— Start of Items —

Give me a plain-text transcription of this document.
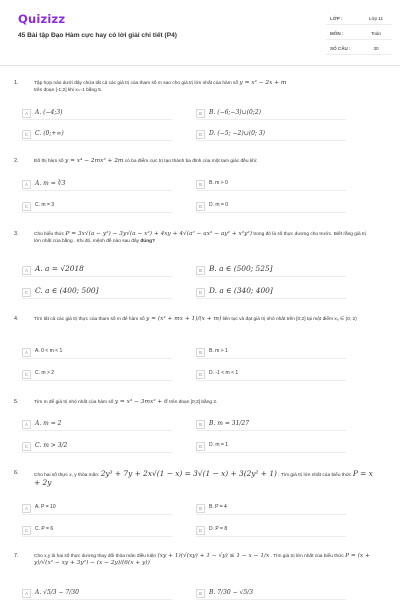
Quizizz
45 Bài tập Đạo Hàm cực hay có lời giải chi tiết (P4)
LỚP :	Lớp 11
MÔN :	Toán
SỐ CÂU :	30
1.	Tập hợp nào dưới đây chứa tất cả các giá trị của tham số m sao cho giá trị lớn nhất của hàm số y = x² − 2x + m
trên đoạn [-1;2] khi x=-1 bằng 5.
A	A. (−4;3)	B	B. (−6;−3)∪(0;2)
C	C. (0;+∞)	D	D. (−5; −2)∪(0; 3)
2.	Đồ thị hàm số y = x⁴ − 2mx² + 2m có ba điểm cực trị tạo thành ba đỉnh của một tam giác đều khi:
A	A. m = ∛3	B	B. m > 0
C	C. m = 3	D	D. m = 0
3.	Cho biểu thức P = 3x√(a − y²) − 3y√(a − x²) + 4xy + 4√(a² − ax² − ay² + x²y²) trong đó là số thực dương cho trước. Biết rằng giá trị lớn nhất của bằng . Khi đó, mệnh đề nào sau đây đúng?
A A. a = √2018	B B. a ∈ (500; 525]
C C. a ∈ (400; 500]	D D. a ∈ (340; 400]
4.	Tìm tất cả các giá trị thực của tham số m để hàm số y = (x² + mx + 1)/(x + m) liên tục và đạt giá trị nhỏ nhất trên [0;2] tại một điểm x₀ ∈ (0; 2)
A	A. 0 < m < 1	B	B. m > 1
C	C. m > 2	D	D. -1 < m < 1
5.	Tìm m để giá trị nhỏ nhất của hàm số y = x³ − 3mx² + 6 trên đoạn [0;3] bằng 2.
A	A. m = 2	B	B. m = 31/27
C	C. m > 3/2	D	D. m = 1
6.	Cho hai số thực x, y thỏa mãn: 2y³ + 7y + 2x√(1 − x) = 3√(1 − x) + 3(2y² + 1) . Tìm giá trị lớn nhất của biểu thức P = x + 2y
A	A. P = 10	B	B. P = 4
C	C. P = 6	D	D. P = 8
7.	Cho x,y là hai số thực dương thay đổi thỏa mãn điều kiện (xy + 1)(√(xy) + 1 − √y) ≤ 1 − x − 1/x . Tìm giá trị lớn nhất của biểu thức P = (x + y)/√(x² − xy + 3y²) − (x − 2y)/(6(x + y))
A	A. √5/3 − 7/30	B	B. 7/30 − √5/3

— End of Items —

What this task involves: Leave out the pictures and copy every record above exactly.

Result of this exercise:
Give me a plain-text transcription of this document.
Quizizz
45 Bài tập Đạo Hàm cực hay có lời giải chi tiết (P4)
LỚP :	Lớp 11
MÔN :	Toán
SỐ CÂU :	30
1.	Tập hợp nào dưới đây chứa tất cả các giá trị của tham số m sao cho giá trị lớn nhất của hàm số y = x² − 2x + m
trên đoạn [-1;2] khi x=-1 bằng 5.
A	A. (−4;3)	B	B. (−6;−3)∪(0;2)
C	C. (0;+∞)	D	D. (−5; −2)∪(0; 3)
2.	Đồ thị hàm số y = x⁴ − 2mx² + 2m có ba điểm cực trị tạo thành ba đỉnh của một tam giác đều khi:
A	A. m = ∛3	B	B. m > 0
C	C. m = 3	D	D. m = 0
3.	Cho biểu thức P = 3x√(a − y²) − 3y√(a − x²) + 4xy + 4√(a² − ax² − ay² + x²y²) trong đó là số thực dương cho trước. Biết rằng giá trị lớn nhất của bằng . Khi đó, mệnh đề nào sau đây đúng?
A A. a = √2018	B B. a ∈ (500; 525]
C C. a ∈ (400; 500]	D D. a ∈ (340; 400]
4.	Tìm tất cả các giá trị thực của tham số m để hàm số y = (x² + mx + 1)/(x + m) liên tục và đạt giá trị nhỏ nhất trên [0;2] tại một điểm x₀ ∈ (0; 2)
A	A. 0 < m < 1	B	B. m > 1
C	C. m > 2	D	D. -1 < m < 1
5.	Tìm m để giá trị nhỏ nhất của hàm số y = x³ − 3mx² + 6 trên đoạn [0;3] bằng 2.
A	A. m = 2	B	B. m = 31/27
C	C. m > 3/2	D	D. m = 1
6.	Cho hai số thực x, y thỏa mãn: 2y³ + 7y + 2x√(1 − x) = 3√(1 − x) + 3(2y² + 1) . Tìm giá trị lớn nhất của biểu thức P = x + 2y
A	A. P = 10	B	B. P = 4
C	C. P = 6	D	D. P = 8
7.	Cho x,y là hai số thực dương thay đổi thỏa mãn điều kiện (xy + 1)(√(xy) + 1 − √y) ≤ 1 − x − 1/x . Tìm giá trị lớn nhất của biểu thức P = (x + y)/√(x² − xy + 3y²) − (x − 2y)/(6(x + y))
A	A. √5/3 − 7/30	B	B. 7/30 − √5/3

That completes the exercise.